[Excerpts from a figure dataset]

## start

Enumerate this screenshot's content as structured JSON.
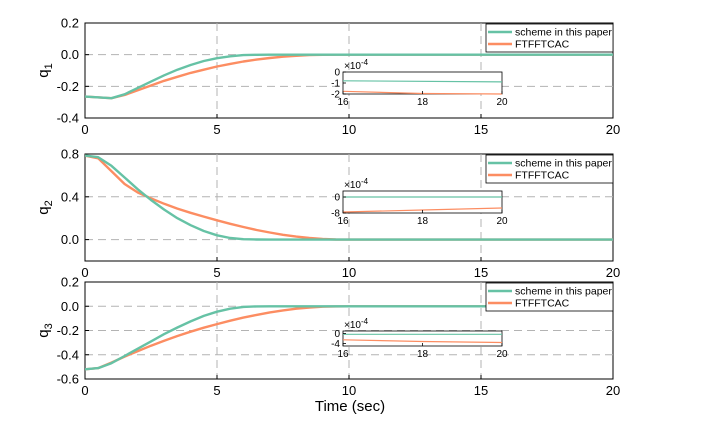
{
  "chart_data": {
    "type": "line",
    "xlabel": "Time (sec)",
    "xlim": [
      0,
      20
    ],
    "xticks": [
      0,
      5,
      10,
      15,
      20
    ],
    "xtick_labels": [
      "0",
      "5",
      "10",
      "15",
      "20"
    ],
    "series_colors": {
      "scheme in this paper": "#66c2a5",
      "FTFFTCAC": "#fc8d62"
    },
    "panels": [
      {
        "ylabel": "q",
        "ylabel_sub": "1",
        "ylim": [
          -0.4,
          0.2
        ],
        "yticks": [
          -0.4,
          -0.2,
          0.0,
          0.2
        ],
        "ytick_labels": [
          "-0.4",
          "-0.2",
          "0.0",
          "0.2"
        ],
        "legend": [
          "scheme in this paper",
          "FTFFTCAC"
        ],
        "series": [
          {
            "name": "scheme in this paper",
            "t": [
              0,
              1,
              1.5,
              2,
              2.5,
              3,
              3.5,
              4,
              4.5,
              5,
              5.5,
              6,
              6.5,
              7,
              8,
              9,
              10,
              12,
              15,
              20
            ],
            "values": [
              -0.265,
              -0.275,
              -0.25,
              -0.21,
              -0.17,
              -0.13,
              -0.095,
              -0.065,
              -0.04,
              -0.022,
              -0.01,
              -0.003,
              -0.001,
              0,
              0,
              0,
              0,
              0,
              0,
              0
            ]
          },
          {
            "name": "FTFFTCAC",
            "t": [
              0,
              1,
              1.5,
              2,
              2.5,
              3,
              3.5,
              4,
              4.5,
              5,
              5.5,
              6,
              6.5,
              7,
              7.5,
              8,
              8.5,
              9,
              9.5,
              10,
              12,
              15,
              20
            ],
            "values": [
              -0.265,
              -0.275,
              -0.255,
              -0.225,
              -0.195,
              -0.165,
              -0.14,
              -0.115,
              -0.095,
              -0.075,
              -0.058,
              -0.043,
              -0.031,
              -0.021,
              -0.013,
              -0.007,
              -0.003,
              -0.001,
              0,
              0,
              0,
              0,
              0
            ]
          }
        ],
        "inset": {
          "exponent_label": "×10",
          "exponent_power": "-4",
          "xlim": [
            16,
            20
          ],
          "ylim": [
            -2,
            0
          ],
          "xticks": [
            16,
            18,
            20
          ],
          "xtick_labels": [
            "16",
            "18",
            "20"
          ],
          "yticks": [
            -2,
            -1,
            0
          ],
          "ytick_labels": [
            "-2",
            "-1",
            "0"
          ],
          "series": [
            {
              "name": "scheme in this paper",
              "t": [
                16,
                20
              ],
              "values": [
                -0.8,
                -0.9
              ]
            },
            {
              "name": "FTFFTCAC",
              "t": [
                16,
                18,
                20
              ],
              "values": [
                -1.75,
                -1.95,
                -2.0
              ]
            }
          ]
        }
      },
      {
        "ylabel": "q",
        "ylabel_sub": "2",
        "ylim": [
          -0.2,
          0.8
        ],
        "yticks": [
          0.0,
          0.4,
          0.8
        ],
        "ytick_labels": [
          "0.0",
          "0.4",
          "0.8"
        ],
        "legend": [
          "scheme in this paper",
          "FTFFTCAC"
        ],
        "series": [
          {
            "name": "scheme in this paper",
            "t": [
              0,
              0.5,
              1,
              1.5,
              2,
              2.5,
              3,
              3.5,
              4,
              4.5,
              5,
              5.5,
              6,
              6.5,
              7,
              8,
              10,
              15,
              20
            ],
            "values": [
              0.785,
              0.77,
              0.69,
              0.58,
              0.47,
              0.37,
              0.28,
              0.2,
              0.135,
              0.08,
              0.04,
              0.015,
              0.004,
              0.001,
              0,
              0,
              0,
              0,
              0
            ]
          },
          {
            "name": "FTFFTCAC",
            "t": [
              0,
              0.5,
              1,
              1.5,
              2,
              2.5,
              3,
              3.5,
              4,
              4.5,
              5,
              5.5,
              6,
              6.5,
              7,
              7.5,
              8,
              8.5,
              9,
              9.5,
              10,
              15,
              20
            ],
            "values": [
              0.785,
              0.76,
              0.64,
              0.52,
              0.44,
              0.385,
              0.335,
              0.29,
              0.25,
              0.215,
              0.18,
              0.148,
              0.118,
              0.09,
              0.066,
              0.045,
              0.028,
              0.015,
              0.006,
              0.001,
              0,
              0,
              0
            ]
          }
        ],
        "inset": {
          "exponent_label": "×10",
          "exponent_power": "-4",
          "xlim": [
            16,
            20
          ],
          "ylim": [
            -8,
            3
          ],
          "xticks": [
            16,
            18,
            20
          ],
          "xtick_labels": [
            "16",
            "18",
            "20"
          ],
          "yticks": [
            -8,
            0
          ],
          "ytick_labels": [
            "-8",
            "0"
          ],
          "series": [
            {
              "name": "scheme in this paper",
              "t": [
                16,
                20
              ],
              "values": [
                0,
                0
              ]
            },
            {
              "name": "FTFFTCAC",
              "t": [
                16,
                18,
                20
              ],
              "values": [
                -7.5,
                -6.5,
                -5.5
              ]
            }
          ]
        }
      },
      {
        "ylabel": "q",
        "ylabel_sub": "3",
        "ylim": [
          -0.6,
          0.2
        ],
        "yticks": [
          -0.6,
          -0.4,
          -0.2,
          0.0,
          0.2
        ],
        "ytick_labels": [
          "-0.6",
          "-0.4",
          "-0.2",
          "0.0",
          "0.2"
        ],
        "legend": [
          "scheme in this paper",
          "FTFFTCAC"
        ],
        "series": [
          {
            "name": "scheme in this paper",
            "t": [
              0,
              0.5,
              1,
              1.5,
              2,
              2.5,
              3,
              3.5,
              4,
              4.5,
              5,
              5.5,
              6,
              6.5,
              7,
              8,
              10,
              15,
              20
            ],
            "values": [
              -0.52,
              -0.51,
              -0.47,
              -0.41,
              -0.35,
              -0.29,
              -0.23,
              -0.175,
              -0.125,
              -0.08,
              -0.045,
              -0.02,
              -0.005,
              -0.001,
              0,
              0,
              0,
              0,
              0
            ]
          },
          {
            "name": "FTFFTCAC",
            "t": [
              0,
              0.5,
              1,
              1.5,
              2,
              2.5,
              3,
              3.5,
              4,
              4.5,
              5,
              5.5,
              6,
              6.5,
              7,
              7.5,
              8,
              8.5,
              9,
              9.5,
              10,
              15,
              20
            ],
            "values": [
              -0.52,
              -0.51,
              -0.465,
              -0.415,
              -0.37,
              -0.325,
              -0.285,
              -0.245,
              -0.21,
              -0.177,
              -0.147,
              -0.119,
              -0.094,
              -0.071,
              -0.051,
              -0.034,
              -0.02,
              -0.01,
              -0.004,
              -0.001,
              0,
              0,
              0
            ]
          }
        ],
        "inset": {
          "exponent_label": "×10",
          "exponent_power": "-4",
          "xlim": [
            16,
            20
          ],
          "ylim": [
            -5,
            1
          ],
          "xticks": [
            16,
            18,
            20
          ],
          "xtick_labels": [
            "16",
            "18",
            "20"
          ],
          "yticks": [
            -4,
            0
          ],
          "ytick_labels": [
            "-4",
            "0"
          ],
          "series": [
            {
              "name": "scheme in this paper",
              "t": [
                16,
                20
              ],
              "values": [
                -0.3,
                -0.3
              ]
            },
            {
              "name": "FTFFTCAC",
              "t": [
                16,
                18,
                20
              ],
              "values": [
                -2.5,
                -3.2,
                -3.6
              ]
            }
          ]
        }
      }
    ]
  }
}
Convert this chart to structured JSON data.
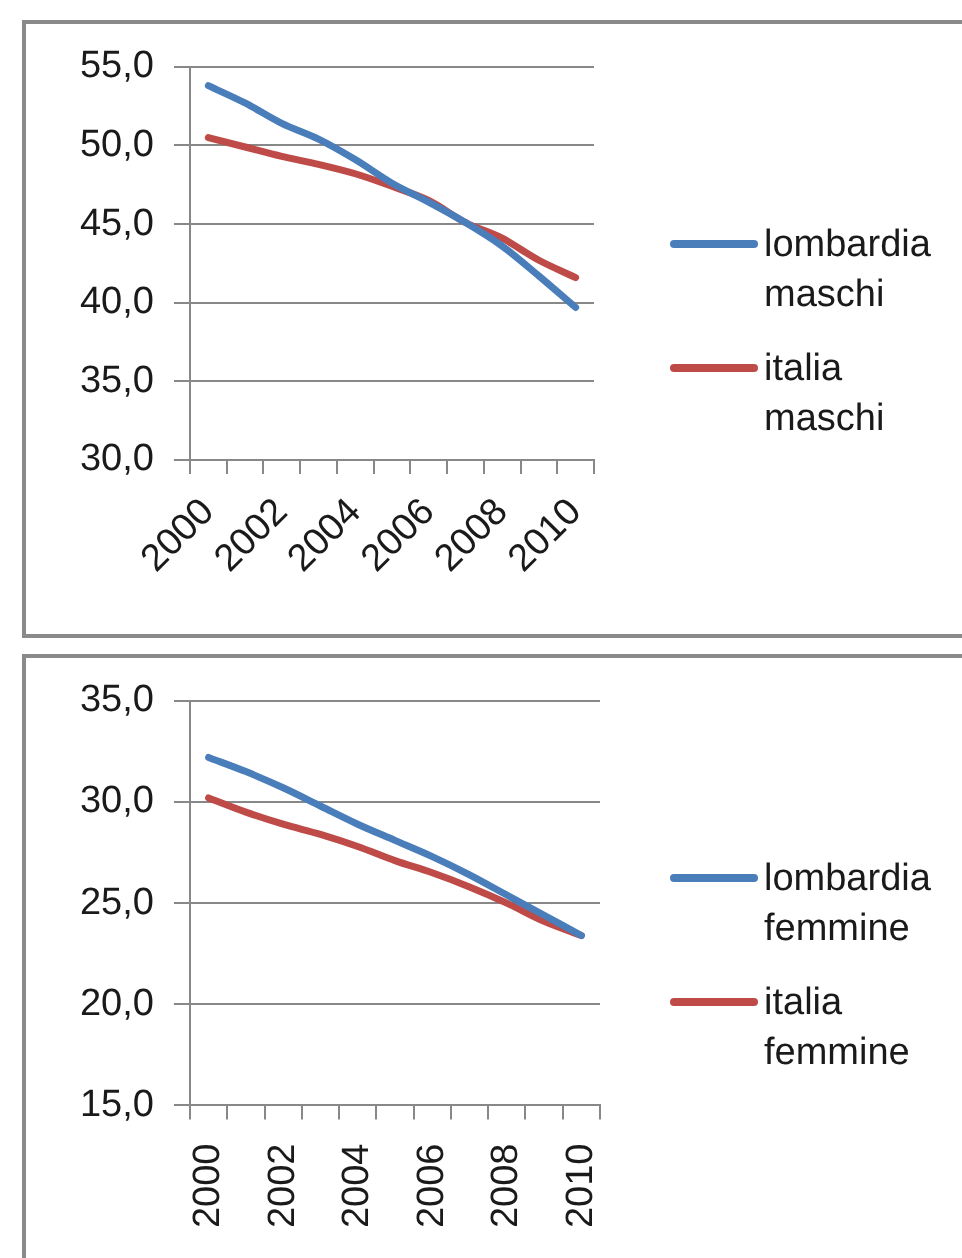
{
  "chart_data": [
    {
      "type": "line",
      "categories": [
        "2000",
        null,
        "2002",
        null,
        "2004",
        null,
        "2006",
        null,
        "2008",
        null,
        "2010"
      ],
      "series": [
        {
          "name": "lombardia maschi",
          "color": "#4a7ebb",
          "values": [
            53.8,
            52.7,
            51.4,
            50.4,
            49.1,
            47.6,
            46.4,
            45.1,
            43.6,
            41.7,
            39.7
          ]
        },
        {
          "name": "italia maschi",
          "color": "#be4b48",
          "values": [
            50.5,
            49.9,
            49.3,
            48.8,
            48.2,
            47.4,
            46.5,
            45.1,
            44.1,
            42.7,
            41.6
          ]
        }
      ],
      "ylim": [
        30,
        55
      ],
      "yticks": [
        {
          "value": 30,
          "label": "30,0"
        },
        {
          "value": 35,
          "label": "35,0"
        },
        {
          "value": 40,
          "label": "40,0"
        },
        {
          "value": 45,
          "label": "45,0"
        },
        {
          "value": 50,
          "label": "50,0"
        },
        {
          "value": 55,
          "label": "55,0"
        }
      ],
      "grid": "y",
      "legend": "right",
      "marker": "none"
    },
    {
      "type": "line",
      "categories": [
        "2000",
        null,
        "2002",
        null,
        "2004",
        null,
        "2006",
        null,
        "2008",
        null,
        "2010"
      ],
      "series": [
        {
          "name": "lombardia femmine",
          "color": "#4a7ebb",
          "values": [
            32.2,
            31.5,
            30.7,
            29.8,
            28.9,
            28.1,
            27.3,
            26.4,
            25.4,
            24.4,
            23.4
          ]
        },
        {
          "name": "italia femmine",
          "color": "#be4b48",
          "values": [
            30.2,
            29.5,
            28.9,
            28.4,
            27.8,
            27.1,
            26.5,
            25.8,
            25.0,
            24.1,
            23.4
          ]
        }
      ],
      "ylim": [
        15,
        35
      ],
      "yticks": [
        {
          "value": 15,
          "label": "15,0"
        },
        {
          "value": 20,
          "label": "20,0"
        },
        {
          "value": 25,
          "label": "25,0"
        },
        {
          "value": 30,
          "label": "30,0"
        },
        {
          "value": 35,
          "label": "35,0"
        }
      ],
      "grid": "y",
      "legend": "right",
      "marker": "none"
    }
  ]
}
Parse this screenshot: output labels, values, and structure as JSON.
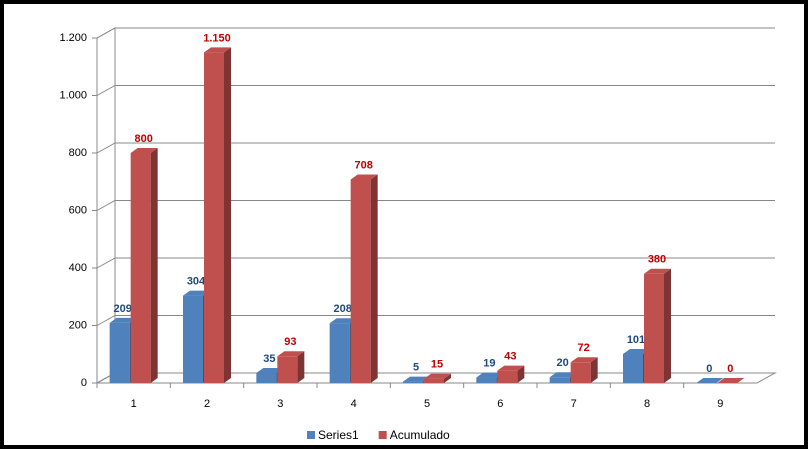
{
  "chart_data": {
    "type": "bar3d",
    "categories": [
      "1",
      "2",
      "3",
      "4",
      "5",
      "6",
      "7",
      "8",
      "9"
    ],
    "series": [
      {
        "name": "Series1",
        "color": "#4f81bd",
        "label_color": "#1f497d",
        "values": [
          209,
          304,
          35,
          208,
          5,
          19,
          20,
          101,
          0
        ]
      },
      {
        "name": "Acumulado",
        "color": "#c0504d",
        "label_color": "#c00000",
        "values": [
          800,
          1150,
          93,
          708,
          15,
          43,
          72,
          380,
          0
        ],
        "value_labels": [
          "800",
          "1.150",
          "93",
          "708",
          "15",
          "43",
          "72",
          "380",
          "0"
        ]
      }
    ],
    "ylim": [
      0,
      1200
    ],
    "yticks": [
      0,
      200,
      400,
      600,
      800,
      {
        "value": 1000,
        "label": "1.000"
      },
      {
        "value": 1200,
        "label": "1.200"
      }
    ],
    "grid": true,
    "legend": "bottom"
  }
}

## end

● Your task: Which lines above contain the word "type"? Copy each of them.

● Right answer:
    "type": "line",
      "type": "line",
      "type": "line",
    "type": "bar3d",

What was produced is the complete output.